-- RECORDS start --
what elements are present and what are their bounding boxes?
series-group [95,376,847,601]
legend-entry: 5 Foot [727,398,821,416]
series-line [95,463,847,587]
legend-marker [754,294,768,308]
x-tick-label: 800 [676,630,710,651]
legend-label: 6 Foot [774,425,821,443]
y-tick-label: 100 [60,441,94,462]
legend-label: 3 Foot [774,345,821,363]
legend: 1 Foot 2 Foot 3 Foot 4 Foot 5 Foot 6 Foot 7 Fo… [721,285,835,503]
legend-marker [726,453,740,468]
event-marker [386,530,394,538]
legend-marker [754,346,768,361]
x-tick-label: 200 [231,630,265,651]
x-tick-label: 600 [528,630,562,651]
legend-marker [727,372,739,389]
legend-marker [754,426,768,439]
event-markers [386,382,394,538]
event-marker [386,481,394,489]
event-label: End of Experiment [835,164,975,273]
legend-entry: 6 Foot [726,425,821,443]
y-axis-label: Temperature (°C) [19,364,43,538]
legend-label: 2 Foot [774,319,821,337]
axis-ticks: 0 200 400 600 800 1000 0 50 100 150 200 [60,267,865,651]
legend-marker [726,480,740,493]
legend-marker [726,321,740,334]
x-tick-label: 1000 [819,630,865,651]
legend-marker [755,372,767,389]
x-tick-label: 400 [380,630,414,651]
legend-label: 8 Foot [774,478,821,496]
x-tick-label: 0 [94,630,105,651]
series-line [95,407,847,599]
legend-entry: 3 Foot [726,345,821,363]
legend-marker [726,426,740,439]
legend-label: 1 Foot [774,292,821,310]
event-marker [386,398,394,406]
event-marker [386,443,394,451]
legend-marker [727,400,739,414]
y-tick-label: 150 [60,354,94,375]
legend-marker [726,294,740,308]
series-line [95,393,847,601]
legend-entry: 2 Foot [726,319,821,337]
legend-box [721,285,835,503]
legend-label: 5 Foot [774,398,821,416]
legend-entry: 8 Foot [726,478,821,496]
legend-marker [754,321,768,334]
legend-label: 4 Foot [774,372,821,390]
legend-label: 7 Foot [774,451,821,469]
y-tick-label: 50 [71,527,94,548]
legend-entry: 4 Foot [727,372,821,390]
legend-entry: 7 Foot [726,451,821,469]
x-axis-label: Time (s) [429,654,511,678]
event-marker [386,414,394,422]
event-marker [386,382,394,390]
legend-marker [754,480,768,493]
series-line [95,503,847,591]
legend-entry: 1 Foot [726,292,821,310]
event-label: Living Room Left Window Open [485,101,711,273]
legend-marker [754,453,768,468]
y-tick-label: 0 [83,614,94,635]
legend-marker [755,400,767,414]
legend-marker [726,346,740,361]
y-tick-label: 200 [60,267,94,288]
-- RECORDS end --
◆ **WRITTEN TASK**
Rewrite the data from its first line through the line containing "axis-ticks: 0 200", substituting "Test Complete" for "End of Experiment" and leaving everything else unchanged.

◆ **RESPONSE**
what elements are present and what are their bounding boxes?
series-group [95,376,847,601]
legend-entry: 5 Foot [727,398,821,416]
series-line [95,463,847,587]
legend-marker [754,294,768,308]
x-tick-label: 800 [676,630,710,651]
legend-label: 6 Foot [774,425,821,443]
y-tick-label: 100 [60,441,94,462]
legend-label: 3 Foot [774,345,821,363]
legend: 1 Foot 2 Foot 3 Foot 4 Foot 5 Foot 6 Foot 7 Fo… [721,285,835,503]
legend-marker [726,453,740,468]
event-marker [386,530,394,538]
legend-marker [754,346,768,361]
x-tick-label: 200 [231,630,265,651]
x-tick-label: 600 [528,630,562,651]
legend-marker [727,372,739,389]
legend-marker [754,426,768,439]
event-markers [386,382,394,538]
event-marker [386,481,394,489]
event-label: Test Complete [835,164,975,273]
legend-entry: 6 Foot [726,425,821,443]
y-axis-label: Temperature (°C) [19,364,43,538]
legend-label: 2 Foot [774,319,821,337]
axis-ticks: 0 200 400 600 800 1000 0 50 100 150 200 [60,267,865,651]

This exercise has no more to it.